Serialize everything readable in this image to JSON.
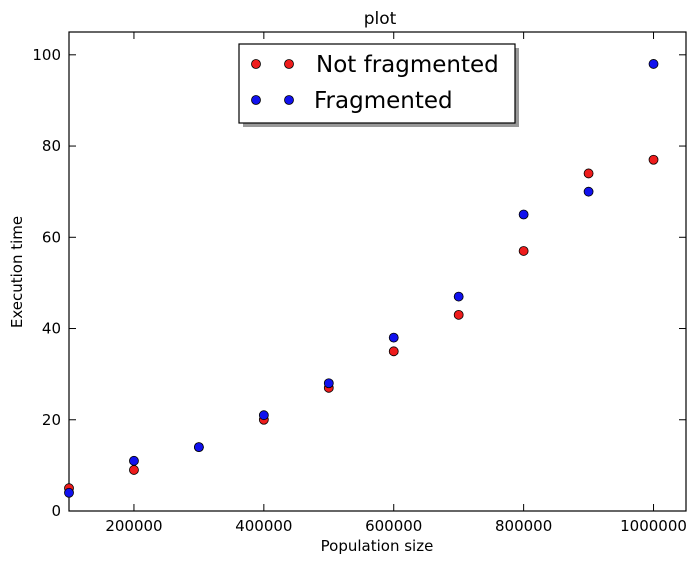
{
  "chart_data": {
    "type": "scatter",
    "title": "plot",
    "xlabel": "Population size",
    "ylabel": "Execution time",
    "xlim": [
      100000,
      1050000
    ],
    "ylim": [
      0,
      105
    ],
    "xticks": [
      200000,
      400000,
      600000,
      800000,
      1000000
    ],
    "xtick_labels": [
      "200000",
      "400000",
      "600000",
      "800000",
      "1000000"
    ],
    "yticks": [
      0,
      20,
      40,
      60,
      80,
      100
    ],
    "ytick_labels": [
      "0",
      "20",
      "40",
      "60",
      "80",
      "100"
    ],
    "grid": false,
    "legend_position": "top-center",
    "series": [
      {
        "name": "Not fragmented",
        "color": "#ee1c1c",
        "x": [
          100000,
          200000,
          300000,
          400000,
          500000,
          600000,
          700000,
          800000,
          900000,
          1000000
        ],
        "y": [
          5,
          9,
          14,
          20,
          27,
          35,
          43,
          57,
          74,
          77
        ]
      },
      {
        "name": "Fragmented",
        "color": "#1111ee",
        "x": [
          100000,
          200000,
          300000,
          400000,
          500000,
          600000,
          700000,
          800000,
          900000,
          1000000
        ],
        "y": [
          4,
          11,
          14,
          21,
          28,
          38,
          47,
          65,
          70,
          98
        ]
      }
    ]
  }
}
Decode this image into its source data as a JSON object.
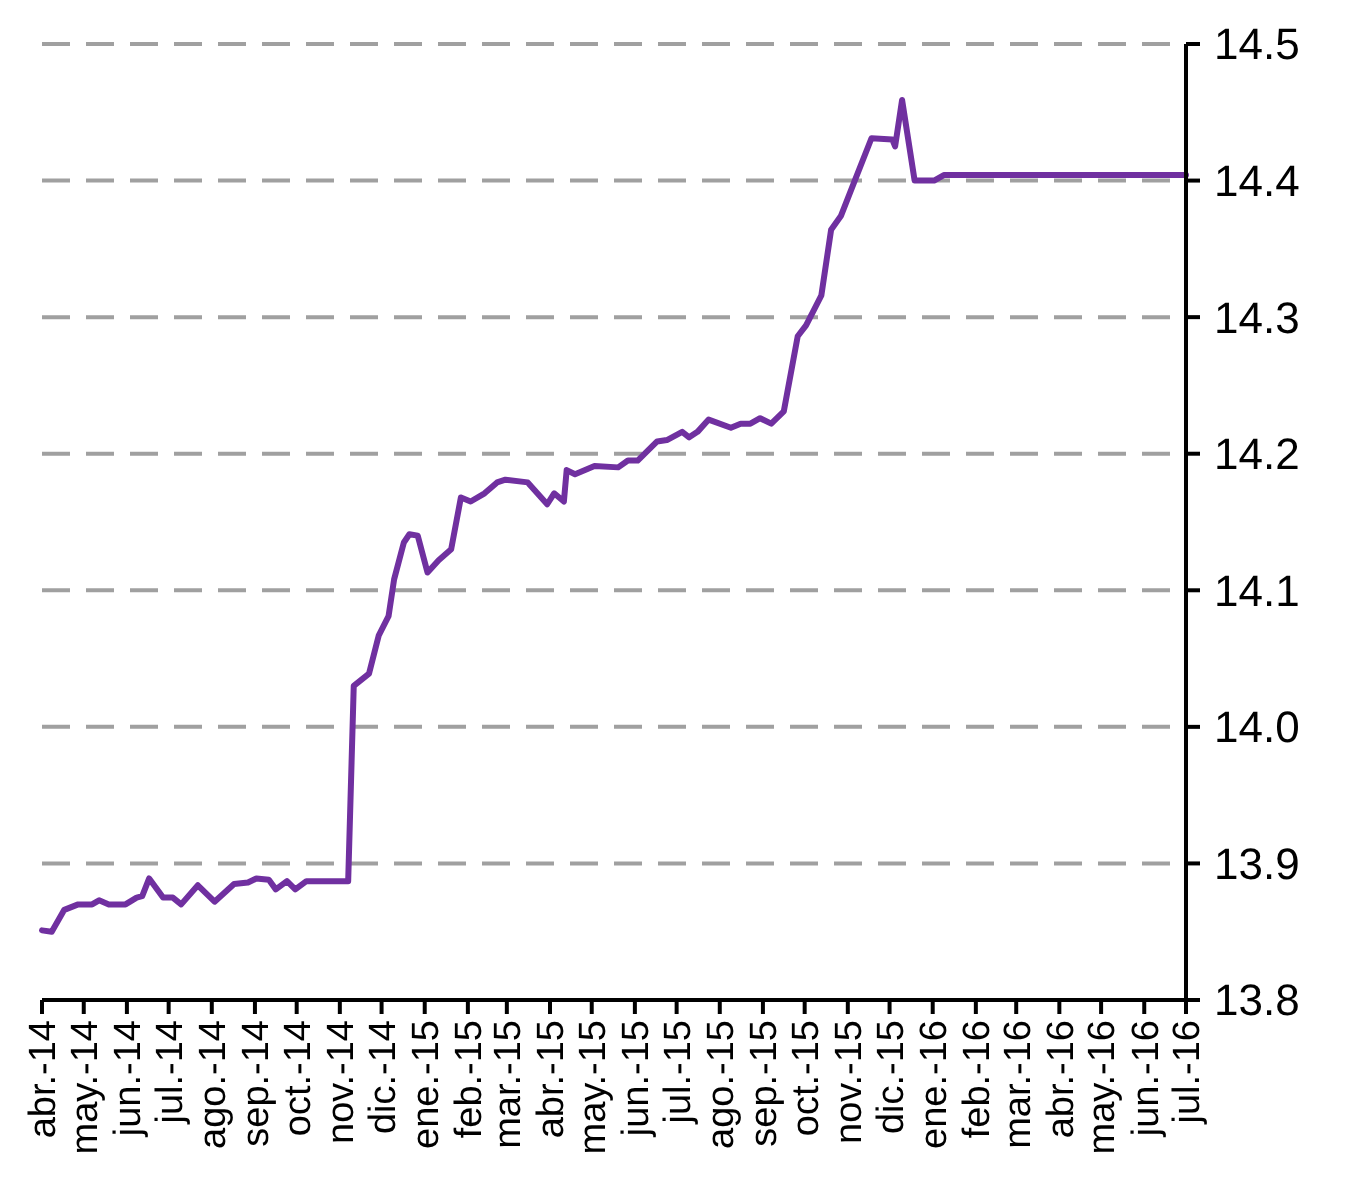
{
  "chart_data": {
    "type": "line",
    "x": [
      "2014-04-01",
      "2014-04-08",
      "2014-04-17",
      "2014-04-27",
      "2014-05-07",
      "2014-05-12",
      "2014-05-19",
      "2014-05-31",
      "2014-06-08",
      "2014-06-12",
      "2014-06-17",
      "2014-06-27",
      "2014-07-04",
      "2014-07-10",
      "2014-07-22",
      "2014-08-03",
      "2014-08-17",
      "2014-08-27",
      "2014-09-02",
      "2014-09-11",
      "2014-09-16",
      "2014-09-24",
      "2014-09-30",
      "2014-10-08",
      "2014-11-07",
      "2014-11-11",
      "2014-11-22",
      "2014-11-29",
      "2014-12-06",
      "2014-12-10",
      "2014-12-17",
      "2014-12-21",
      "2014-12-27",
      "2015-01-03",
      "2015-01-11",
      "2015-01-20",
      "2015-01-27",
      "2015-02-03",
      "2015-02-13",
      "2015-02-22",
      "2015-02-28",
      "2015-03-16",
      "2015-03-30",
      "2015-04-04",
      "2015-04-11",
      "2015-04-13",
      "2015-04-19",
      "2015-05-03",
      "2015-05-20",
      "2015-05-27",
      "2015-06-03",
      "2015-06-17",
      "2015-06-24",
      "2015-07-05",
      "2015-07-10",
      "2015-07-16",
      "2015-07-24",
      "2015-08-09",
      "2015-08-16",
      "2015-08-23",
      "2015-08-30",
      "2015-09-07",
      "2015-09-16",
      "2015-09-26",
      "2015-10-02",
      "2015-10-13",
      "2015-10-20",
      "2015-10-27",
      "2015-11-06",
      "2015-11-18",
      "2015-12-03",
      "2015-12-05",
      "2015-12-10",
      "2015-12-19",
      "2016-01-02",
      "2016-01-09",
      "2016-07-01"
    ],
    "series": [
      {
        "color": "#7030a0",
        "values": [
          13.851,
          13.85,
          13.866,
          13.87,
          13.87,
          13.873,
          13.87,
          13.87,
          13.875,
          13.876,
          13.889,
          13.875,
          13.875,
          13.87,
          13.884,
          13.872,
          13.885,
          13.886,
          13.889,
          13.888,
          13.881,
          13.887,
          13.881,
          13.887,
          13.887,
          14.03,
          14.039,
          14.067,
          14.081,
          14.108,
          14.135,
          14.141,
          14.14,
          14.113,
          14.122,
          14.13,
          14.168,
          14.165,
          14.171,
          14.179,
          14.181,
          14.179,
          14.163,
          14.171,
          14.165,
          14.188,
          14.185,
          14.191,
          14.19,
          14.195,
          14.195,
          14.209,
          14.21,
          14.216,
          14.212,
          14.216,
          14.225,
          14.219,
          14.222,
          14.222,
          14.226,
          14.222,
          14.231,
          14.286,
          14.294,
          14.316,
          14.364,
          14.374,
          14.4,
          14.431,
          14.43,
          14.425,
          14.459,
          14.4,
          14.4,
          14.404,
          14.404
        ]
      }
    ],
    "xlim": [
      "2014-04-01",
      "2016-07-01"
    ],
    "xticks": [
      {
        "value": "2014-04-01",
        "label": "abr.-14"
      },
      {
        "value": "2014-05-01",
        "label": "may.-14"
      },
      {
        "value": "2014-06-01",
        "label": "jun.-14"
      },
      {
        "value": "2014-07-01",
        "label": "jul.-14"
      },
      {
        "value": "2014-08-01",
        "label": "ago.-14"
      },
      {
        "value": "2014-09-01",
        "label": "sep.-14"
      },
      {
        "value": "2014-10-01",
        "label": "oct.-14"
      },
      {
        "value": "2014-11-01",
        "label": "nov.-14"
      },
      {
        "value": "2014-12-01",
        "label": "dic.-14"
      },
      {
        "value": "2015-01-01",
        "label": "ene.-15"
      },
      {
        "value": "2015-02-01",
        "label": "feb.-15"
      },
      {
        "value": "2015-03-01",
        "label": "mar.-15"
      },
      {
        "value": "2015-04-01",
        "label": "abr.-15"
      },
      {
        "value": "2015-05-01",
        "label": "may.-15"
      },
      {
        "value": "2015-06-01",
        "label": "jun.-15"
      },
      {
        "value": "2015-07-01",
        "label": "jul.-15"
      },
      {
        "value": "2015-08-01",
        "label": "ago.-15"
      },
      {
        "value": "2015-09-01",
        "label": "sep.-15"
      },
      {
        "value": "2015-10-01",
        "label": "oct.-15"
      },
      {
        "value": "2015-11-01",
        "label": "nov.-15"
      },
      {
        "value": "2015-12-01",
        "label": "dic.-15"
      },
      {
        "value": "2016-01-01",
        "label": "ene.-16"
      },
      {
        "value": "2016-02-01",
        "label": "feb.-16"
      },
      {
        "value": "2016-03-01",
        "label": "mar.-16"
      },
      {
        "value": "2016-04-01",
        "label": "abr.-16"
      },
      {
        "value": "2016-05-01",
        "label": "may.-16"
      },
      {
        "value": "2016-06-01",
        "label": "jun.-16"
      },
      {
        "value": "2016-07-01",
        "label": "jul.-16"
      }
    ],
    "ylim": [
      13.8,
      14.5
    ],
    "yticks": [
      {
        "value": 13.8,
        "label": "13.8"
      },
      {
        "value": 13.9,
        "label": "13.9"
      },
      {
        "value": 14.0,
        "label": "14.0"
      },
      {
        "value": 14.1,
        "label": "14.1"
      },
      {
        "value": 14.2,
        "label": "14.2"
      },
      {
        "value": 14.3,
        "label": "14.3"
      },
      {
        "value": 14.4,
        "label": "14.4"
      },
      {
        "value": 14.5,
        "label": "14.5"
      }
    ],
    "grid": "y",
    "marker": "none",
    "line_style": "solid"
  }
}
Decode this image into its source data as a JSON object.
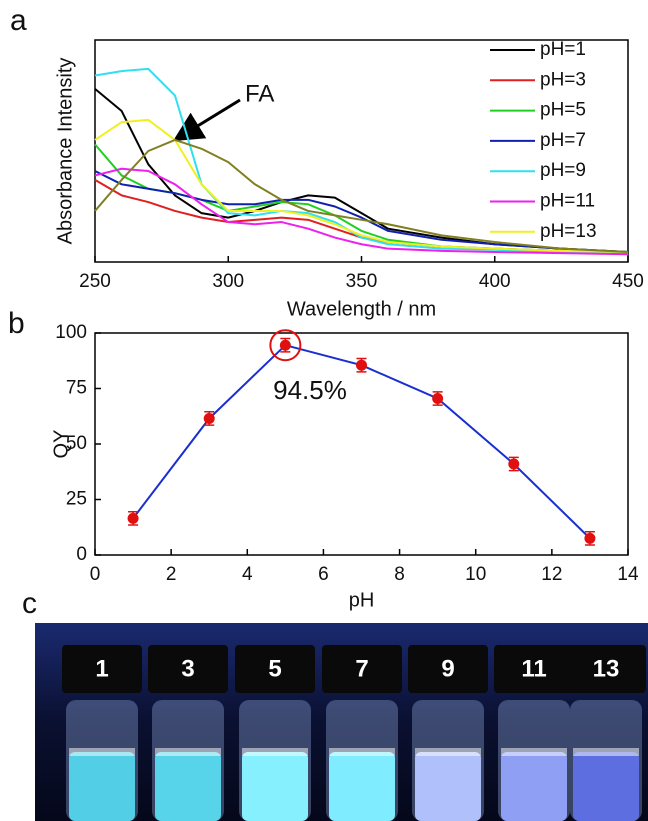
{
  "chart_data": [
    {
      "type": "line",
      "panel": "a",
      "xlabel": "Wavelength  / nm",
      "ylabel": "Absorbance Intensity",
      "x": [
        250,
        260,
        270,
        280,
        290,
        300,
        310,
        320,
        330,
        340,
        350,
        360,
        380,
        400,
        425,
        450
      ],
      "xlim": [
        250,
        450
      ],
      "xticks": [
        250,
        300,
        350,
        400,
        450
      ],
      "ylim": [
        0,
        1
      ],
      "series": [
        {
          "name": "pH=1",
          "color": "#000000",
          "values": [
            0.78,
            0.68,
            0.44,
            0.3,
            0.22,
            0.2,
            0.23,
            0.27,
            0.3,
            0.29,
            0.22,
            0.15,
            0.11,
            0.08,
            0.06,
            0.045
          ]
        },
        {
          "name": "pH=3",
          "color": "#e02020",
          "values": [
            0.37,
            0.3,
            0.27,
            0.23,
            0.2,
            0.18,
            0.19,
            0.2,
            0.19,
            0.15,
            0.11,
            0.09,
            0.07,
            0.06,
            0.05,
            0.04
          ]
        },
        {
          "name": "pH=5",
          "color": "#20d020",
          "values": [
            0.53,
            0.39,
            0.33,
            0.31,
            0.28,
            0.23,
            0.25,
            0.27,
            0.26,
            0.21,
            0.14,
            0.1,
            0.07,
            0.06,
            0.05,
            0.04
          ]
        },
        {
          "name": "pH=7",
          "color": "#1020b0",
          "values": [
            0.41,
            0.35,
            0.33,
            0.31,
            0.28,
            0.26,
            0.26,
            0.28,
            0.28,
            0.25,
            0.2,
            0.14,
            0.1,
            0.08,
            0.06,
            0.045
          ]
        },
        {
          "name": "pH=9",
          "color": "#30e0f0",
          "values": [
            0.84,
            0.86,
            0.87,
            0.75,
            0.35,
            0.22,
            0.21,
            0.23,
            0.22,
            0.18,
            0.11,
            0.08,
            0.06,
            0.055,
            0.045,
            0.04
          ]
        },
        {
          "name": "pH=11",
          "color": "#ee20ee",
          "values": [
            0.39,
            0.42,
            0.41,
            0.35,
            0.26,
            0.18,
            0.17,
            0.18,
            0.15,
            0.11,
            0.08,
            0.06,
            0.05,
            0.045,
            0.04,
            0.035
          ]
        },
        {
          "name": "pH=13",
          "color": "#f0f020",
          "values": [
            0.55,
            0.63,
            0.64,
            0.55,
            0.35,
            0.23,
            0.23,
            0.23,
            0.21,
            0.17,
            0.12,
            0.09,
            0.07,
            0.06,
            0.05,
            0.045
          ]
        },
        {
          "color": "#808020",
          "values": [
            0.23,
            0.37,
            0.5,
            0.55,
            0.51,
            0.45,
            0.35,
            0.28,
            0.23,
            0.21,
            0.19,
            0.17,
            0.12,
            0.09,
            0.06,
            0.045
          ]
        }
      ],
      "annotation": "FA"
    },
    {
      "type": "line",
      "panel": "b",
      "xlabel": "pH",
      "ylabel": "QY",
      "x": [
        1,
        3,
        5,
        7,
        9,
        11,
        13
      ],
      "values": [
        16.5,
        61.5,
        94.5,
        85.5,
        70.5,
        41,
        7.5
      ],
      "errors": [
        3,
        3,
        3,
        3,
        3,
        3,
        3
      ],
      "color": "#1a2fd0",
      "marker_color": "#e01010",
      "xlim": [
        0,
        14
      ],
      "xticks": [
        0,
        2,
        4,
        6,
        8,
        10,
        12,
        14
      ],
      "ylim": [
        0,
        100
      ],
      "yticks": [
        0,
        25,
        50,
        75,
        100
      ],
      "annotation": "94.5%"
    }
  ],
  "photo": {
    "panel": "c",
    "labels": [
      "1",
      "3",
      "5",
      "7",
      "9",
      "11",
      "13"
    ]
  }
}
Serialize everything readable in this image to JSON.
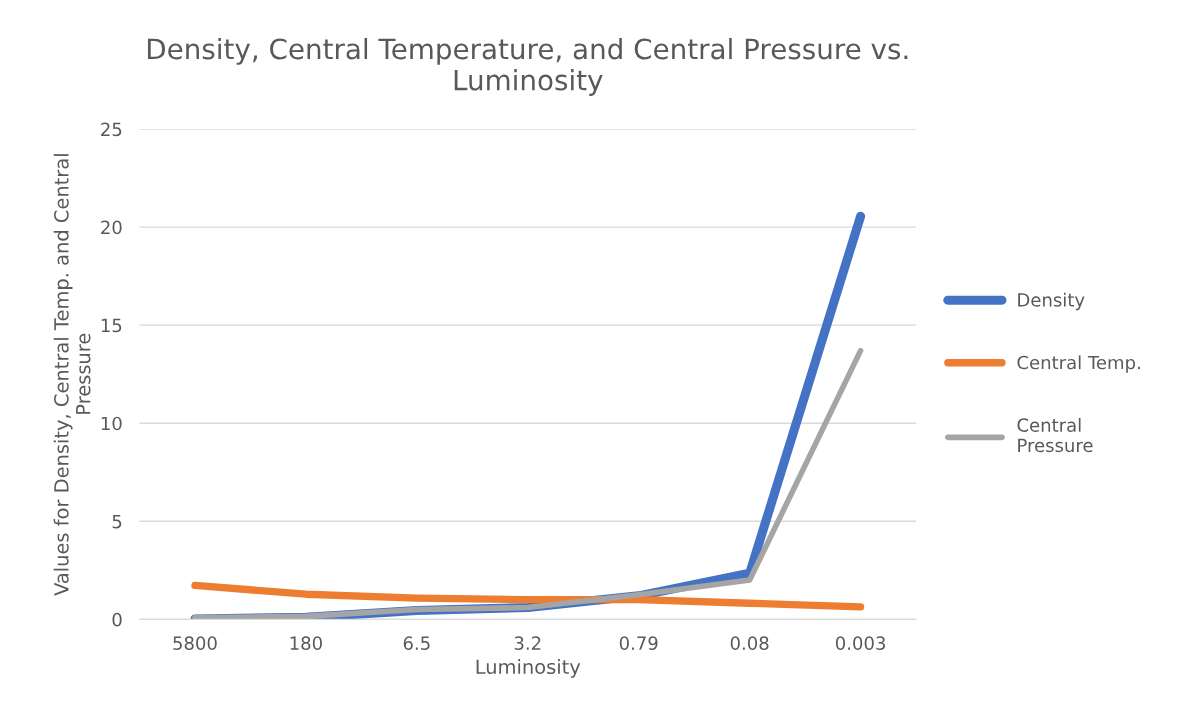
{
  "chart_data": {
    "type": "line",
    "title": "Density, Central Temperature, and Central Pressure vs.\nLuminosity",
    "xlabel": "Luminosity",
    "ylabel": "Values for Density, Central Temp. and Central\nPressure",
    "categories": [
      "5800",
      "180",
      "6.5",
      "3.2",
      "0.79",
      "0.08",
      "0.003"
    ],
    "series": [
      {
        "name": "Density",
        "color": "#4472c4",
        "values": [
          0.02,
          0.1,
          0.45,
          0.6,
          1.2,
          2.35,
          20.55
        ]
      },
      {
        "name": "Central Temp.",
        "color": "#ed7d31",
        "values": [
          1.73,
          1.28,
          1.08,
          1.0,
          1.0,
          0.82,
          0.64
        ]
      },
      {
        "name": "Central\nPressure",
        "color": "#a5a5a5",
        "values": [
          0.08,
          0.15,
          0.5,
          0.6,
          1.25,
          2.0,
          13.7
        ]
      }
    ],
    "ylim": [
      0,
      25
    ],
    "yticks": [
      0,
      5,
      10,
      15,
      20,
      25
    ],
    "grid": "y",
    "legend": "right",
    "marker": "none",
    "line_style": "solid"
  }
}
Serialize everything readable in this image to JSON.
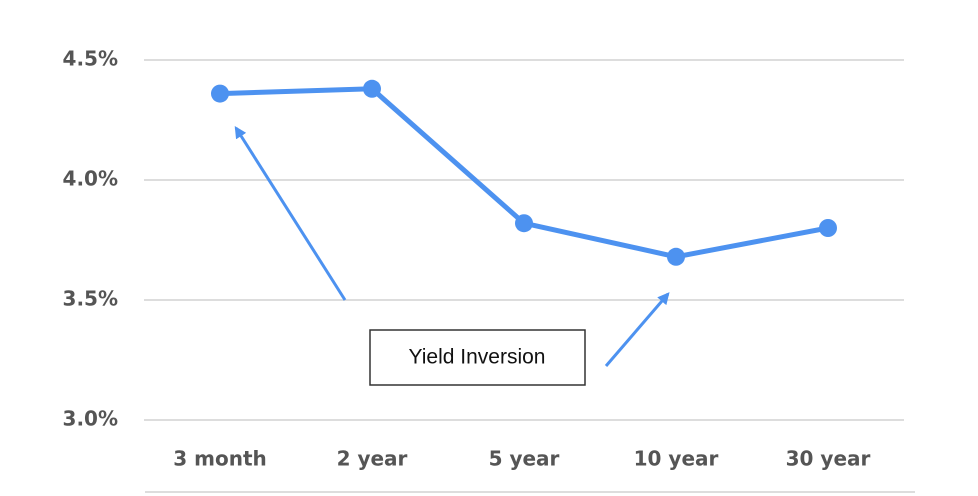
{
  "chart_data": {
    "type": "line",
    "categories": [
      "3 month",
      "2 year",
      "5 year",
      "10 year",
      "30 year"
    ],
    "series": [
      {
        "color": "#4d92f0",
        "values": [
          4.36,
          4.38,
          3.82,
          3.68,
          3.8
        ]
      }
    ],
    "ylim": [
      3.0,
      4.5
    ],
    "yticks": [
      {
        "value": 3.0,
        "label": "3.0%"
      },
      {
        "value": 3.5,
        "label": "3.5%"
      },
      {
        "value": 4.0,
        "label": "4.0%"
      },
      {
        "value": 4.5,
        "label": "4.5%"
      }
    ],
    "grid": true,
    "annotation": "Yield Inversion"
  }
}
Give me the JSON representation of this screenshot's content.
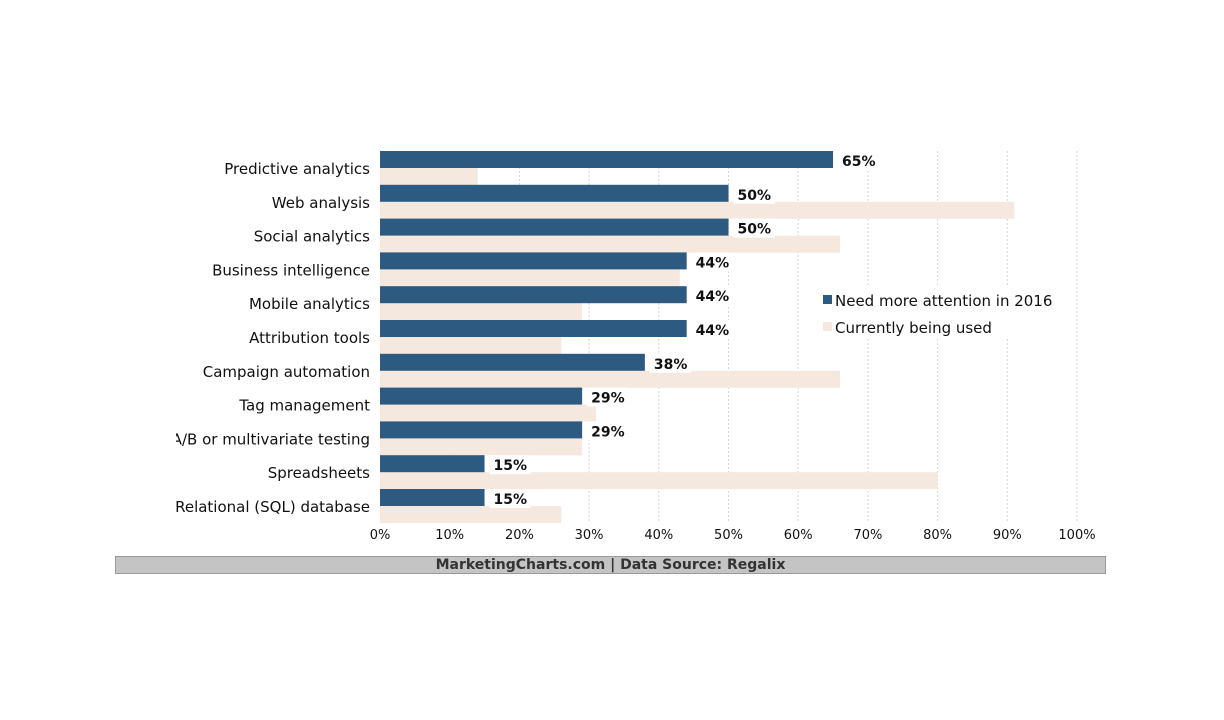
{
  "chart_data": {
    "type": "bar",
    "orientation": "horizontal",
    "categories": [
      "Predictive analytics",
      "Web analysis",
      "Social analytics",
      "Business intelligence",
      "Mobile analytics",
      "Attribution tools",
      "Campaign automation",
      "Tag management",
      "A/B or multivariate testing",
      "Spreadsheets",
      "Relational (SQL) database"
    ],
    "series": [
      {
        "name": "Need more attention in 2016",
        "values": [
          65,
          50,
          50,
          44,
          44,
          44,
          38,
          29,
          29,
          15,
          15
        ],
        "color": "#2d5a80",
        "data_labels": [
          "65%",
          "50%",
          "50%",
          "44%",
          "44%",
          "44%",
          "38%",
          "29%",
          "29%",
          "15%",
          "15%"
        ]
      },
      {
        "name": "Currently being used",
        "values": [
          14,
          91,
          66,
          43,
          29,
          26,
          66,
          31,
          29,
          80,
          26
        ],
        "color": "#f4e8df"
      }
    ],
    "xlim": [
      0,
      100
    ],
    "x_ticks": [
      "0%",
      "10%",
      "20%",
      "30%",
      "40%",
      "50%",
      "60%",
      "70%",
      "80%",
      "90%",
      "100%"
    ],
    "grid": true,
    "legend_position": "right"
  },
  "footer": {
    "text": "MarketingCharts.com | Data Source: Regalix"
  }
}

================================

TASK PROMPT:
Extract every line above containing the word "analytics".

RESULT:
      "Predictive analytics",
      "Social analytics",
      "Mobile analytics",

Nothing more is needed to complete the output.